Commonwealth Bank chief executive Ian Narev. Photo: Peter Parkes / AFP / Getty Images.

CEO Ian Narev and his senior management team have lost their short term bonuses over the money laundering scandal.

Board directors will also have their fees reduced by 20%. These fees range from $874,195 for the chair and about $300,000 for a non executive director.

Narev last year received received $1.4 million in short term incentives. His 11 senior executives shared almost $6.6 million.

The Commonwealth last week was taken to the Federal Court for alleged breaches of the Anti-Money Laundering and Counter-Terrorism Financing Act involving combined cash deposits of $624.7 million.

The bank says the problem, which potentially could see Australia’s largest company facing massive fines, started with a simple software update with its ATMs.

The bank’s board of directors met Monday to consider financial results and the remuneration for senior executives for the 2017 financial year.

The board says it recognises the heightened public interest in executive remuneration, particularly concerning the civil penalty proceedings by Australia’s financial intelligence and regulatory agency, AUSTRAC.

The action follows an investigation into the use of intelligent deposit machines which, it is claimed, became the outlet of choice for criminal syndicates to shift offshore cash from drug deals.

“The board advises that it has decided to reduce to zero the Short-Term Variable Remuneration outcomes for the CEO and Group Executives for the financial year ended 30 June 2017,” says chairman of the Commonwealth Catherine Livingstone.

“The overriding consideration of the Board was the collective accountability of senior management for the overall reputation of the Group.”

Livingstone, who has only been chair of the Commonwealth since January this year, says Narev “retains the full confidence of the Board”.
+ + +
→ GIVEN EXERCISE
According to the article, by what percentage will the board directors' fees be reduced? The entries are separate material with no connection to the article.
+ + +
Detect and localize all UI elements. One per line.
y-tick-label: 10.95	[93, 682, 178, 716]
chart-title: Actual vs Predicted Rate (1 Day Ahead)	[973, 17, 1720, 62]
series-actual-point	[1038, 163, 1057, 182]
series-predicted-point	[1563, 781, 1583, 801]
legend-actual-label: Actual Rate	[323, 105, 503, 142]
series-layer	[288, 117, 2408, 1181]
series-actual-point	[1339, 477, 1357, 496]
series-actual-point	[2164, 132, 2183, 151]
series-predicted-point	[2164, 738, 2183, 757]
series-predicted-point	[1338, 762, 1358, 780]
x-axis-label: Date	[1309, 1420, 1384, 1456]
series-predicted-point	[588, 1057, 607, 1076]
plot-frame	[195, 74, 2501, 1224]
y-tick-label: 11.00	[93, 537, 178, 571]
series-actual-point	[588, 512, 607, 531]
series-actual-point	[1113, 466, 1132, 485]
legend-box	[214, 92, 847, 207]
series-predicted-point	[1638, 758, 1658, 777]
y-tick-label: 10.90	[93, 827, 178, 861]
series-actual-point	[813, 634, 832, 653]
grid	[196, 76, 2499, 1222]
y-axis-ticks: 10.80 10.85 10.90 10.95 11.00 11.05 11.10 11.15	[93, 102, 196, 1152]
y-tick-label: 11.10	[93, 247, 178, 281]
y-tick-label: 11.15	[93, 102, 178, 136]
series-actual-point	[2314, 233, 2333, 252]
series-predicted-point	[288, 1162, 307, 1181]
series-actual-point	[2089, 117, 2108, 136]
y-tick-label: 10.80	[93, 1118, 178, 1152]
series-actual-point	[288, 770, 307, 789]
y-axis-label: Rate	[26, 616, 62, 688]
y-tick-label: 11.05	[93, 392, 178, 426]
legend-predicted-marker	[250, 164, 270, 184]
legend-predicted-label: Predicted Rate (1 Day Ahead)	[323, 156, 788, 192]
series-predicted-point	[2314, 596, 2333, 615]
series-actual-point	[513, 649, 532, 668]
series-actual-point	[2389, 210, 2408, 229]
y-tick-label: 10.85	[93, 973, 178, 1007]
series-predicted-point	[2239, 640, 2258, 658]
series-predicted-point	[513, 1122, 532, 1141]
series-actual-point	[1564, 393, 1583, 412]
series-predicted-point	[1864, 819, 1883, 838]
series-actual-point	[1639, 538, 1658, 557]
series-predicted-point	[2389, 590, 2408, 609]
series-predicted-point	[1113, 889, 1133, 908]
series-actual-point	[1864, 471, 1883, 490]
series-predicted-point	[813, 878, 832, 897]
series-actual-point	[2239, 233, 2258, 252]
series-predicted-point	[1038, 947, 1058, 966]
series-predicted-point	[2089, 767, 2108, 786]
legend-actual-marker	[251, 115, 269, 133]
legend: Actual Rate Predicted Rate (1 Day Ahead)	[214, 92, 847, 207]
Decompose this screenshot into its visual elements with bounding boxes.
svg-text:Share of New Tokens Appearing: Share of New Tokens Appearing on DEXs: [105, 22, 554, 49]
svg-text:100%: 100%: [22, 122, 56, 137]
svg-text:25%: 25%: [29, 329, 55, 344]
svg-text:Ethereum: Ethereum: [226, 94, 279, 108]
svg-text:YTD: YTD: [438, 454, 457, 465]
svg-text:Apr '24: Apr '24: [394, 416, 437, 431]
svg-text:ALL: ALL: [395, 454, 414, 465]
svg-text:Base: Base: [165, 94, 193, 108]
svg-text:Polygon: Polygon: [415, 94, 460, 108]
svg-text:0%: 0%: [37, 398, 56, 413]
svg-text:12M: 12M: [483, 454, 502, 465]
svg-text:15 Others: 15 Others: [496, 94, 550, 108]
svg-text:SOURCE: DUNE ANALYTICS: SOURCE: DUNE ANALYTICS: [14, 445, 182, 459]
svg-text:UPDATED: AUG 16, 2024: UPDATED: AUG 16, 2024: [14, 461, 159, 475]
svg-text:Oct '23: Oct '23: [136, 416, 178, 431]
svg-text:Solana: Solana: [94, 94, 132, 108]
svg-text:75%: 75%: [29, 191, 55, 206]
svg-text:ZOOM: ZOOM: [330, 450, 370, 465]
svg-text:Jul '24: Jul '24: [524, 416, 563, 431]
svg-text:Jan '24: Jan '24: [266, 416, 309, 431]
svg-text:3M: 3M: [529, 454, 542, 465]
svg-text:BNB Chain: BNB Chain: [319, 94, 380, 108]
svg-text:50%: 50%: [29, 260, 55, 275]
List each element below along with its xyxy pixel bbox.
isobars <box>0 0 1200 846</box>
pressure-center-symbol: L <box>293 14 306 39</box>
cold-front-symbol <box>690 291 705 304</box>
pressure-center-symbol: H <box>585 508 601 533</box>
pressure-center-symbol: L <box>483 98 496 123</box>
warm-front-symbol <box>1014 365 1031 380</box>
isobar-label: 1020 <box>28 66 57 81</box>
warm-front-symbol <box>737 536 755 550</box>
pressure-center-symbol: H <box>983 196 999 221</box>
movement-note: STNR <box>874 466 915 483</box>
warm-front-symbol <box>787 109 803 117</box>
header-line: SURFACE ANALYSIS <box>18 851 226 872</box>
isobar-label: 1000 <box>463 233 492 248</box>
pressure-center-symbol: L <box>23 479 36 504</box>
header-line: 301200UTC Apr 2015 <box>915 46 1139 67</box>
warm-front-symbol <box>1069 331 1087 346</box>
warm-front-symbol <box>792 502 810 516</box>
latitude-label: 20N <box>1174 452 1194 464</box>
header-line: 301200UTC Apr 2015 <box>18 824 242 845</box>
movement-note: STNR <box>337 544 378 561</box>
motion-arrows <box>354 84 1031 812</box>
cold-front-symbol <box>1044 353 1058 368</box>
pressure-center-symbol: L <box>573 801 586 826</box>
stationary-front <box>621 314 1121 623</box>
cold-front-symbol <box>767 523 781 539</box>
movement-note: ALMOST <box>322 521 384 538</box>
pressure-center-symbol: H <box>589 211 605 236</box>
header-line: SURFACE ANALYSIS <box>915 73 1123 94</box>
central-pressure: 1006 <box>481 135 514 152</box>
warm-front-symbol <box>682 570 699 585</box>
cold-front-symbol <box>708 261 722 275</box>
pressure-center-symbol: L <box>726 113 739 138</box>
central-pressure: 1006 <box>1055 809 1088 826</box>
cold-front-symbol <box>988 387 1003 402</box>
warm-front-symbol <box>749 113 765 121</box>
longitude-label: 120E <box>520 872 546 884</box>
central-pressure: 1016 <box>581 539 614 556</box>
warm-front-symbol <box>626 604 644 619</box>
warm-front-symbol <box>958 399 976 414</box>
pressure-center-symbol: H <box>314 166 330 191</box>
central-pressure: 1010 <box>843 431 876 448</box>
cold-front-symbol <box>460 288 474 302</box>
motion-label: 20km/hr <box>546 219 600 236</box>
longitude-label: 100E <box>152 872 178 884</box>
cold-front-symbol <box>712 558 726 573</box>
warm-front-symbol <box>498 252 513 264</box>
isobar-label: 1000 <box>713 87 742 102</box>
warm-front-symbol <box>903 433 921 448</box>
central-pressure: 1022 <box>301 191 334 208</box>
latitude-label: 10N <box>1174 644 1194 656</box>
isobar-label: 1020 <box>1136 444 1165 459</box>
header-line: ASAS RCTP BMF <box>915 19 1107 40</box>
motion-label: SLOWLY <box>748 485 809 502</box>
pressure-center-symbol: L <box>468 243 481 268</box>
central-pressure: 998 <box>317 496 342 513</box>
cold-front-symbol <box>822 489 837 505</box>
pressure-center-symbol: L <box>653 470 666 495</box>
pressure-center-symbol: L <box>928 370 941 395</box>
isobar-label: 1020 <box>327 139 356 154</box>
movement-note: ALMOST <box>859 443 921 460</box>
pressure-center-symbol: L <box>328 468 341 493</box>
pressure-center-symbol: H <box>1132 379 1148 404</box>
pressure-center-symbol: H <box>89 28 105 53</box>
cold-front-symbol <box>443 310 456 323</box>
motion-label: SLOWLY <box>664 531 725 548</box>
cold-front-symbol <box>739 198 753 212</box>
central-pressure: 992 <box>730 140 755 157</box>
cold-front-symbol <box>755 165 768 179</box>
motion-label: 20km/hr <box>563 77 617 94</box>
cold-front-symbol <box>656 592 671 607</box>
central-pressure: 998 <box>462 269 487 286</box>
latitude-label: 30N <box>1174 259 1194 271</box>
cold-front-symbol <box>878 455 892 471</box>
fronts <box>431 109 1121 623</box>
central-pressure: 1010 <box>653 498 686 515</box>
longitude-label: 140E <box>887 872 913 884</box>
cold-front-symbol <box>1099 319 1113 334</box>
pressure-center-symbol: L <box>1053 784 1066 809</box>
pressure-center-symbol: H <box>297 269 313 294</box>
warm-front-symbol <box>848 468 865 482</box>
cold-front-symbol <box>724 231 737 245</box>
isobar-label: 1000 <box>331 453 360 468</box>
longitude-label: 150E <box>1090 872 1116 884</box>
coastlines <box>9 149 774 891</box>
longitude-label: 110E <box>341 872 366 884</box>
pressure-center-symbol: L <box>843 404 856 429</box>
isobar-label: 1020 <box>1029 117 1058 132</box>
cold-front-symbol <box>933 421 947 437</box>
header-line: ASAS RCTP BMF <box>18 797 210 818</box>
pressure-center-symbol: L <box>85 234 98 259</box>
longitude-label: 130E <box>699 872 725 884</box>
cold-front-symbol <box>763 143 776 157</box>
+ + +
→ PROBLEM SOLUTION
20%